(Collected data entries)
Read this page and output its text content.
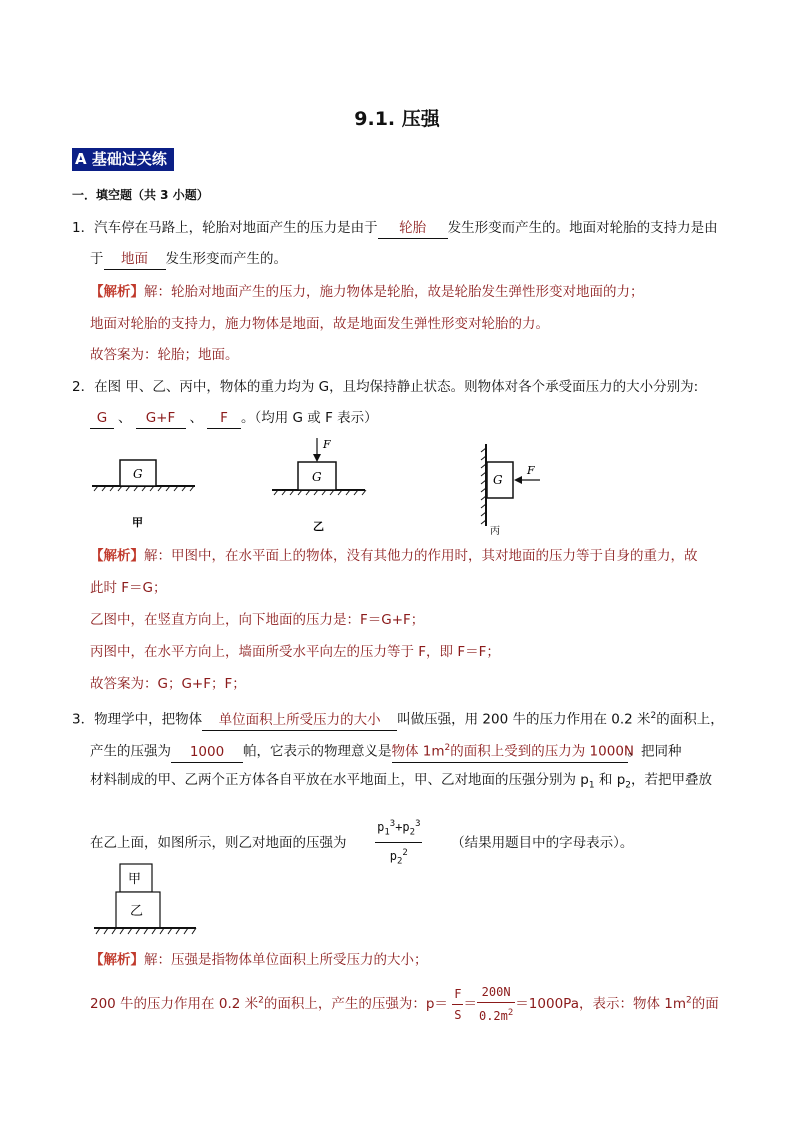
9.1. 压强
A 基础过关练
一．填空题（共 3 小题）
1．汽车停在马路上，轮胎对地面产生的压力是由于 轮胎 发生形变而产生的。地面对轮胎的支持力是由
于 地面 发生形变而产生的。
【解析】解：轮胎对地面产生的压力，施力物体是轮胎，故是轮胎发生弹性形变对地面的力；
地面对轮胎的支持力，施力物体是地面，故是地面发生弹性形变对轮胎的力。
故答案为：轮胎；地面。
2．在图 甲、乙、丙中，物体的重力均为 G，且均保持静止状态。则物体对各个承受面压力的大小分别为:
G 、 G+F 、 F 。（均用 G 或 F 表示）
G
甲
G
F
乙
G
F
丙
【解析】解：甲图中，在水平面上的物体，没有其他力的作用时，其对地面的压力等于自身的重力，故
此时 F＝G；
乙图中，在竖直方向上，向下地面的压力是：F＝G+F；
丙图中，在水平方向上，墙面所受水平向左的压力等于 F，即 F＝F；
故答案为：G；G+F；F；
3．物理学中，把物体 单位面积上所受压力的大小 叫做压强，用 200 牛的压力作用在 0.2 米$^2$的面积上，
产生的压强为 1000 帕，它表示的物理意义是物体 $1m^2$的面积上受到的压力为 1000N。把同种
材料制成的甲、乙两个正方体各自平放在水平地面上，甲、乙对地面的压强分别为 $p_1$ 和 $p_2$，若把甲叠放
在乙上面，如图所示，则乙对地面的压强为 $\frac{p_1^3+p_2^3}{p_2^2}$ （结果用题目中的字母表示）。
甲
乙
【解析】解：压强是指物体单位面积上所受压力的大小；
200 牛的压力作用在 0.2 米$^2$的面积上，产生的压强为：$p= \frac{F}{S} = \frac{200N}{0.2m^2} =1000Pa$，表示：物体 $1m^2$的面
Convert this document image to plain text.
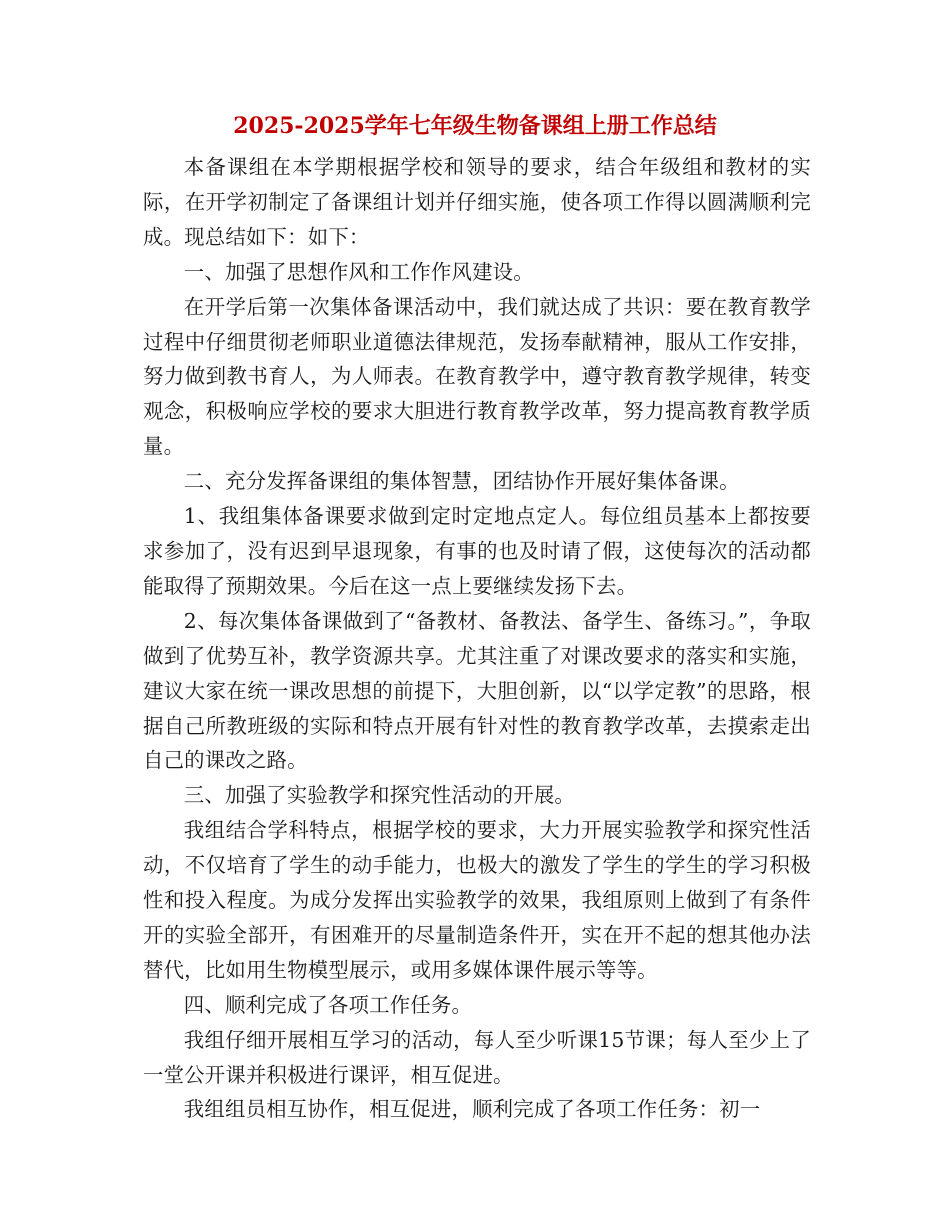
2025-2025学年七年级生物备课组上册工作总结

本备课组在本学期根据学校和领导的要求，结合年级组和教材的实际，在开学初制定了备课组计划并仔细实施，使各项工作得以圆满顺利完成。现总结如下：如下：

一、加强了思想作风和工作作风建设。

在开学后第一次集体备课活动中，我们就达成了共识：要在教育教学过程中仔细贯彻老师职业道德法律规范，发扬奉献精神，服从工作安排，努力做到教书育人，为人师表。在教育教学中，遵守教育教学规律，转变观念，积极响应学校的要求大胆进行教育教学改革，努力提高教育教学质量。

二、充分发挥备课组的集体智慧，团结协作开展好集体备课。

1、我组集体备课要求做到定时定地点定人。每位组员基本上都按要求参加了，没有迟到早退现象，有事的也及时请了假，这使每次的活动都能取得了预期效果。今后在这一点上要继续发扬下去。

2、每次集体备课做到了“备教材、备教法、备学生、备练习。”，争取做到了优势互补，教学资源共享。尤其注重了对课改要求的落实和实施，建议大家在统一课改思想的前提下，大胆创新，以“以学定教”的思路，根据自己所教班级的实际和特点开展有针对性的教育教学改革，去摸索走出自己的课改之路。

三、加强了实验教学和探究性活动的开展。

我组结合学科特点，根据学校的要求，大力开展实验教学和探究性活动，不仅培育了学生的动手能力，也极大的激发了学生的学生的学习积极性和投入程度。为成分发挥出实验教学的效果，我组原则上做到了有条件开的实验全部开，有困难开的尽量制造条件开，实在开不起的想其他办法替代，比如用生物模型展示，或用多媒体课件展示等等。

四、顺利完成了各项工作任务。

我组仔细开展相互学习的活动，每人至少听课15节课；每人至少上了一堂公开课并积极进行课评，相互促进。

我组组员相互协作，相互促进，顺利完成了各项工作任务：初一
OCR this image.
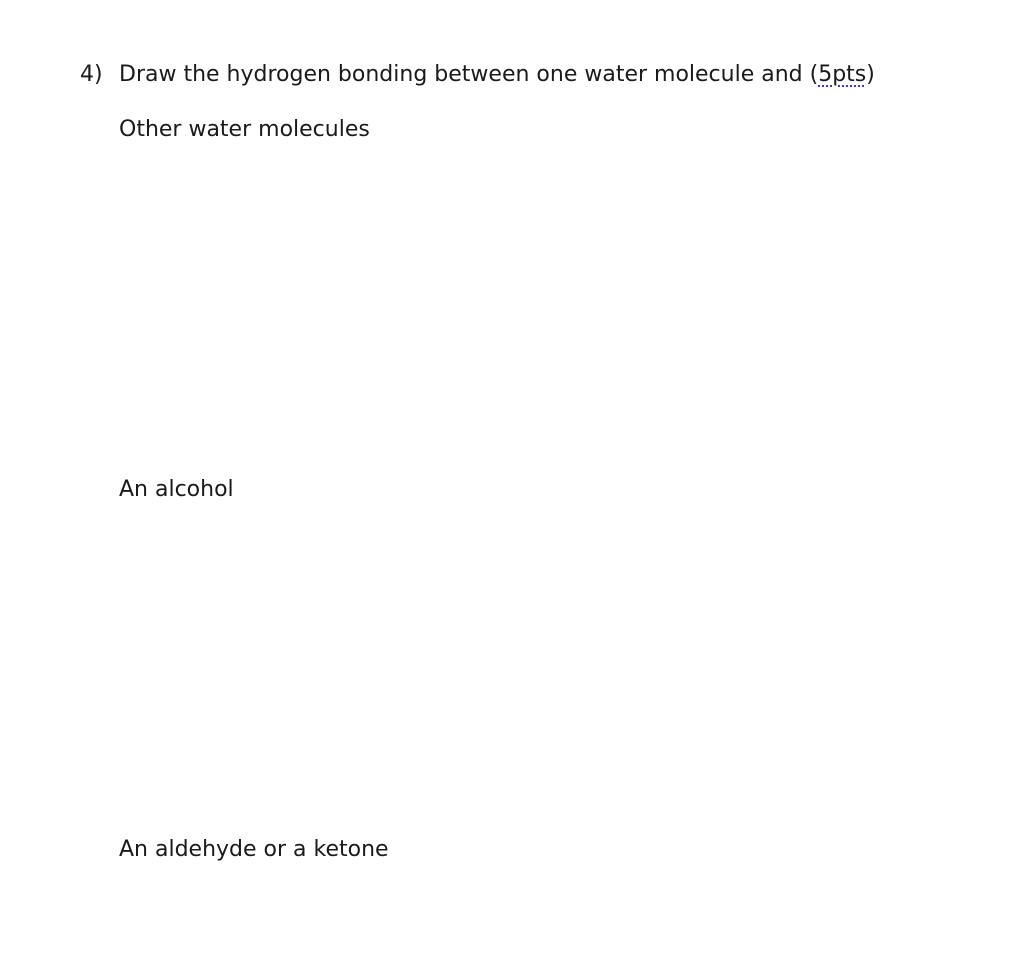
4) Draw the hydrogen bonding between one water molecule and (5pts)
Other water molecules
An alcohol
An aldehyde or a ketone
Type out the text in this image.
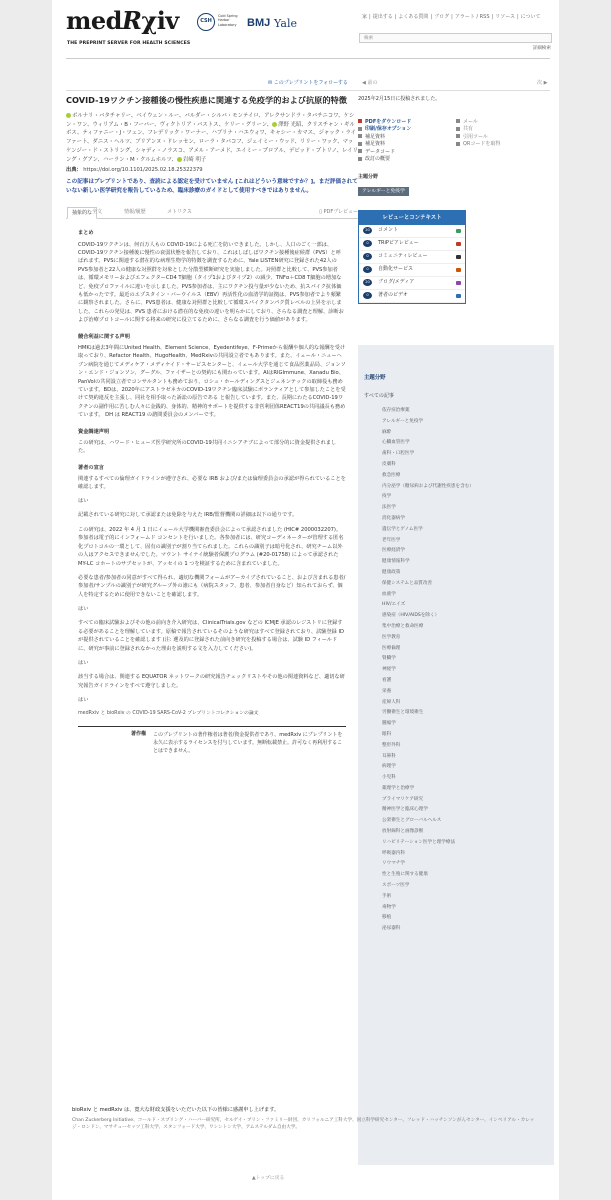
medRχiv
THE PREPRINT SERVER FOR HEALTH SCIENCES
CSH
Cold Spring Harbor Laboratory BMJ Yale	家 | 提出する | よくある質問 | ブログ | アラート / RSS | リソース | について
検索
詳細検索
✉ このプレプリントをフォローする	◀ 前の	次 ▶
COVID-19ワクチン接種後の慢性疾患に関連する免疫学的および抗原的特徴
ボルナリ・バタチャリー、ベイウェン・ルー、バルダー・シルバ・モンテイロ、アレクサンドラ・タバチニコワ、ケシン・ワン、ウィリアム・B・フーバー、ヴィクトリア・バストス、ケリー・グリーン、 澤野 光昭、クリスチャン・ギルボス、ティファニー・J・ツェン、フレデリック・ワーナー、ハブリナ・ハエウォワ、キャシー・カマス、ジャック・ライファート、ダニス・ヘルツ、ブリアンヌ・ドレッセン、ローラ・タバコフ、ジェイミー・ウッド、リリー・ワック、マッケンジー・ド・ストリング、シャディ・ノラスコ、アメル・アーメド、エイミー・プロアル、デビッド・プトリノ、レイリング・グアン、ハーラン・M・クルムホルツ、 岩崎 明子
出典： https://doi.org/10.1101/2025.02.18.25322379
この記事はプレプリントであり、査読による認定を受けていません [これはどういう意味ですか？]。まだ評価されていない新しい医学研究を報告しているため、臨床診療のガイドとして使用すべきではありません。
▯ PDFプレビュー
抽象的な 全文	情報/履歴	メトリクス
まとめ
COVID-19ワクチンは、何百万人もの COVID-19による死亡を防いできました。しかし、人口のごく一部は、COVID-19ワクチン接種後に慢性の衰弱状態を報告しており、これはしばしばワクチン接種後症候群（PVS）と呼ばれます。PVSに関連する潜在的な病理生物学的特徴を調査するために、Yale LISTEN研究に登録された42人のPVS参加者と22人の健康な対照群を対象とした分散型横断研究を実施しました。対照群と比較して、PVS参加者は、循環メモリーおよびエフェクターCD4 T細胞（タイプ1およびタイプ2）の減少、TNFα＋CD8 T細胞の増加など、免疫プロファイルに違いを示しました。PVS参加者は、主にワクチン投与量が少ないため、抗スパイク抗体価も低かったです。最近のエプスタイン・バーウイルス（EBV）再活性化の血清学的証拠は、PVS参加者でより頻繁に観察されました。さらに、PVS患者は、健康な対照群と比較して循環スパイクタンパク質レベルの上昇を示しました。これらの発見は、PVS 患者における潜在的な免疫の違いを明らかにしており、さらなる調査と理解、診断および治療プロトコールに関する将来の研究に役立てるために、さらなる調査を行う価値があります。
競合利益に関する声明
HMKは過去3年間にUnited Health、Element Science、Eyedentifeye、F-Primeから報酬や個人的な報酬を受け取っており、Refactor Health、HugoHealth、MedRxivの共同設立者でもあります。また、イェール・ニューヘブン病院を通じてメディケア・メディケイド・サービスセンターと、イェール大学を通じて食品医薬品局、ジョンソン・エンド・ジョンソン、グーグル、ファイザーとの契約にも関わっています。AIはRIGImmune、Xanadu Bio、PanVolの共同設立者でコンサルタントも務めており、ロシュ・ホールディングスとジェネンテックの取締役も務めています。BDは、2020年にアストラゼネカのCOVID-19ワクチン臨床試験にボランティアとして参加したことを受けて契約違反を主張し、同社を相手取った訴訟の原告である と報告しています。また、長期にわたるCOVID-19ワクチンの副作用に苦しむ人々に金銭的、身体的、精神的サポートを提供する非営利団体REACT19の共同議長も務めています。 DH は REACT19 の諮問委員会のメンバーです。
資金調達声明
この研究は、ハワード・ヒューズ医学研究所のCOVID-19共同イニシアチブによって部分的に資金提供されました。
著者の宣言
関連するすべての倫理ガイドラインが遵守され、必要な IRB および/または倫理委員会の承認が得られていることを確認します。
はい
記載されている研究に対して承認または免除を与えた IRB/監督機関の詳細は以下の通りです。
この研究は、2022 年 4 月 1 日にイェール大学機関審査委員会によって承認されました (HIC# 2000032207)。参加者は電子的にインフォームド コンセントを行いました。各参加者には、研究コーディネーターが管理する匿名化プロトコルの一環として、固有の識別子が割り当てられました。これらの識別子は暗号化され、研究チーム以外の人はアクセスできませんでした。マウント サイナイ統験者保護プログラム (#20-01758) によって承認された MY-LC コホートのサブセットが、アッセイの 1 つを検証するために含まれていました。
必要な患者/参加者の同意がすべて得られ、適切な機関フォームがアーカイブされていること、および含まれる患者/参加者/サンプルの識別子が研究グループ外の誰にも（病院スタッフ、患者、参加者自身など）知られておらず、個人を特定するために使用できないことを確認します。
はい
すべての臨床試験およびその他の前向き介入研究は、ClinicalTrials.gov などの ICMJE 承認のレジストリに登録する必要があることを理解しています。原稿で報告されているそのような研究はすべて登録されており、試験登録 ID が提供されていることを確認します (注: 遡及的に登録された前向き研究を投稿する場合は、試験 ID フィールドに、研究が事前に登録されなかった理由を説明する文を入力してください)。
はい
該当する場合は、関連する EQUATOR ネットワークの研究報告チェックリストやその他の関連資料など、適切な研究報告ガイドラインをすべて遵守しました。
はい
medRxiv と bioRxiv の COVID-19 SARS-CoV-2 プレプリントコレクションの論文
著作権	このプレプリントの著作権者は著者/資金提供者であり、medRxiv にプレプリントを永久に表示するライセンスを付与しています。無断転載禁止。許可なく再利用することはできません。
2025年2月15日に投稿されました。
PDFをダウンロード
印刷/保存オプション
補足資料
補足資料
データコード
改訂の概要
メール
共有
引用ツール
QRコードを取得
主題分野
アレルギーと免疫学
レビューとコンテキスト
20	コメント
0	TRiPビアレビュー
0	コミュニティレビュー
0	自動化サービス
20	ブログ/メディア
0	著者のビデオ
主題分野
すべての記事
依存症治療薬
アレルギーと免疫学
麻酔
心臓血管医学
歯科・口腔医学
皮膚科
救急医療
内分泌学（糖尿病および代謝性疾患を含む）
疫学
法医学
消化器病学
遺伝学とゲノム医学
老年医学
医療経済学
健康情報科学
健康政策
保健システムと品質改善
血液学
HIV/エイズ
感染症（HIV/AIDSを除く）
集中治療と救命医療
医学教育
医療倫理
腎臓学
神経学
看護
栄養
産婦人科
労働衛生と環境衛生
腫瘍学
眼科
整形外科
耳鼻科
病理学
小児科
薬理学と治療学
プライマリケア研究
精神医学と臨床心理学
公衆衛生とグローバルヘルス
放射線科と画像診断
リハビリテーション医学と理学療法
呼吸器内科
リウマチ学
性と生殖に関する健康
スポーツ医学
手術
毒物学
移植
泌尿器科
bioRxiv と medRxiv は、寛大な財政支援をいただいた以下の皆様に感謝申し上げます。
Chan Zuckerberg Initiative、コールド・スプリング・ハーバー研究所、セルゲイ・ブリン・ファミリー財団、カリフォルニア工科大学、国立科学研究センター、フレッド・ハッチンソンがんセンター、インペリアル・カレッジ・ロンドン、マサチューセッツ工科大学、スタンフォード大学、ワシントン大学、アムステルダム自由大学。
▲トップに戻る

WRITTEN INSTRUCTION -> Nothing but a number is needed here: how many lines hold the string "この研究は"?

ANSWER BELOW -> 2